§ **CHALLENGE**: Go through the data below and copy it exactly, skipping every picture.

§ **DATA SUPPLIED**:
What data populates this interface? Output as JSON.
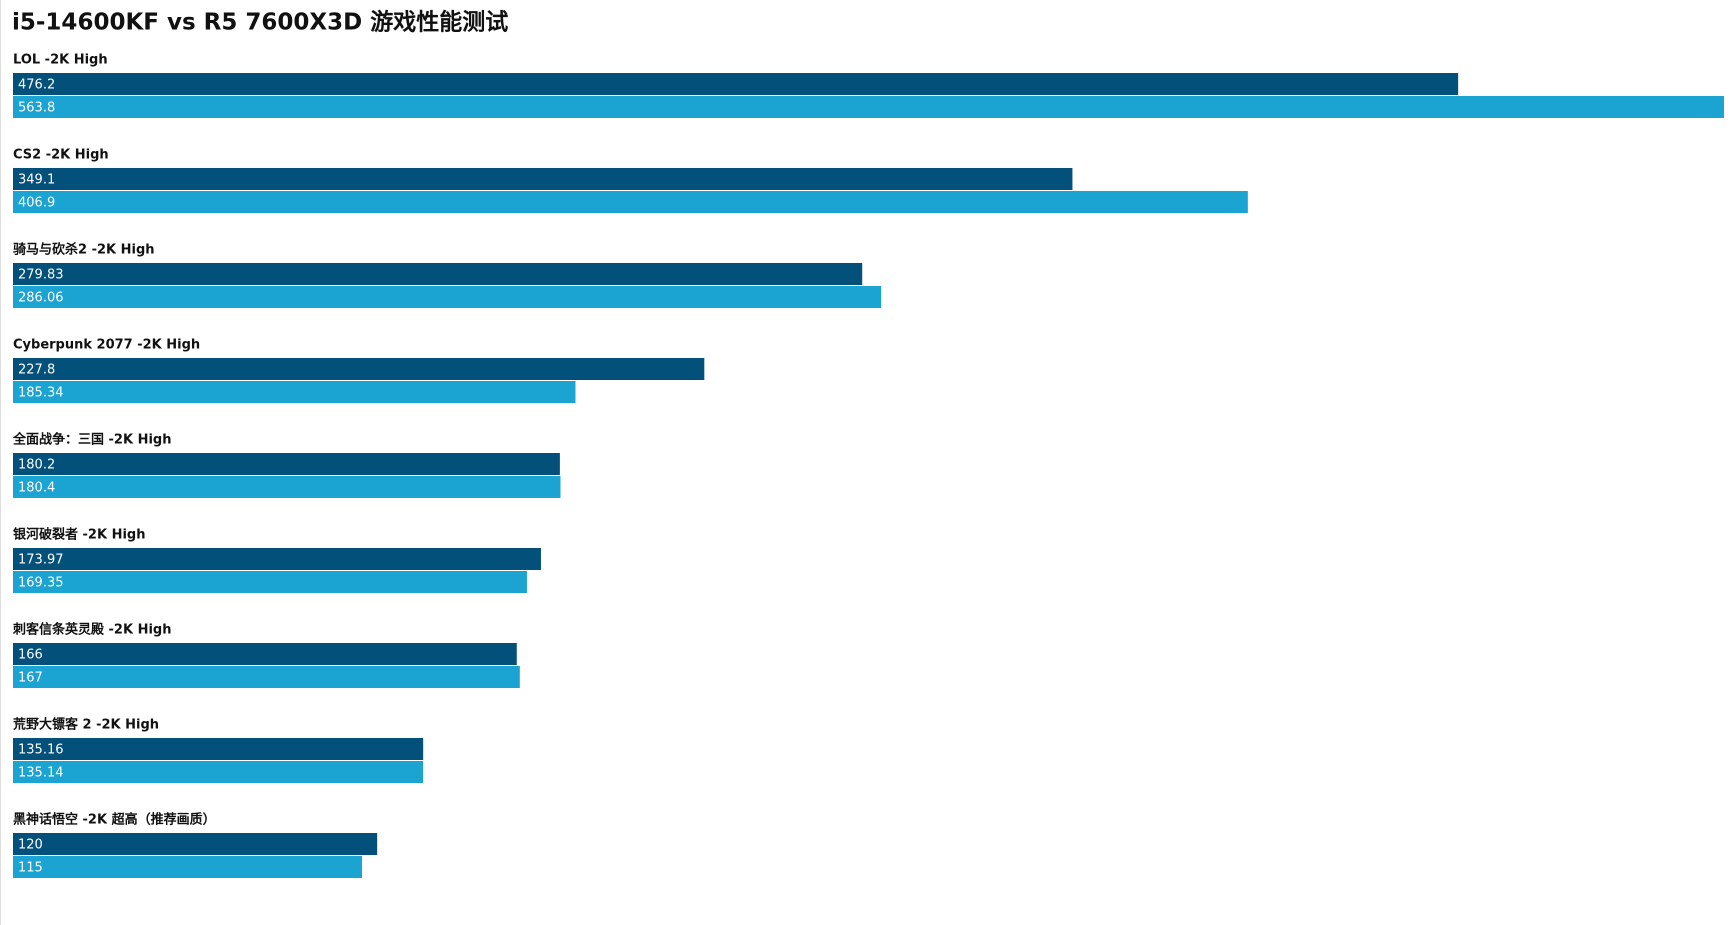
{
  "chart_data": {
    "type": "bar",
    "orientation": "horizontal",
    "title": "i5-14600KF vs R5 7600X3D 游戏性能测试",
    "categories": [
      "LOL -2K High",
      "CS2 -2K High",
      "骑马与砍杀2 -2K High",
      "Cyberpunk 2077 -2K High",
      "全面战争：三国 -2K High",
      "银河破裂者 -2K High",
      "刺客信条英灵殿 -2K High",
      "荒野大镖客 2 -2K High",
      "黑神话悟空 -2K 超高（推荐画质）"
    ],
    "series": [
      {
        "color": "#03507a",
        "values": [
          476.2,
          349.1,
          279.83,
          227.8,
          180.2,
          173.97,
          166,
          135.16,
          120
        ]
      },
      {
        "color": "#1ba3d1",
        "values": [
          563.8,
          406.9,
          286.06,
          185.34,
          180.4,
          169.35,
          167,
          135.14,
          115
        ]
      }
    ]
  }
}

§ **OUTPUT FOR THIS EXERCISE**:
What data populates this interface? Output as JSON.
{
  "chart_data": {
    "type": "bar",
    "orientation": "horizontal",
    "title": "i5-14600KF vs R5 7600X3D 游戏性能测试",
    "categories": [
      "LOL -2K High",
      "CS2 -2K High",
      "骑马与砍杀2 -2K High",
      "Cyberpunk 2077 -2K High",
      "全面战争：三国 -2K High",
      "银河破裂者 -2K High",
      "刺客信条英灵殿 -2K High",
      "荒野大镖客 2 -2K High",
      "黑神话悟空 -2K 超高（推荐画质）"
    ],
    "series": [
      {
        "color": "#03507a",
        "values": [
          476.2,
          349.1,
          279.83,
          227.8,
          180.2,
          173.97,
          166,
          135.16,
          120
        ]
      },
      {
        "color": "#1ba3d1",
        "values": [
          563.8,
          406.9,
          286.06,
          185.34,
          180.4,
          169.35,
          167,
          135.14,
          115
        ]
      }
    ]
  }
}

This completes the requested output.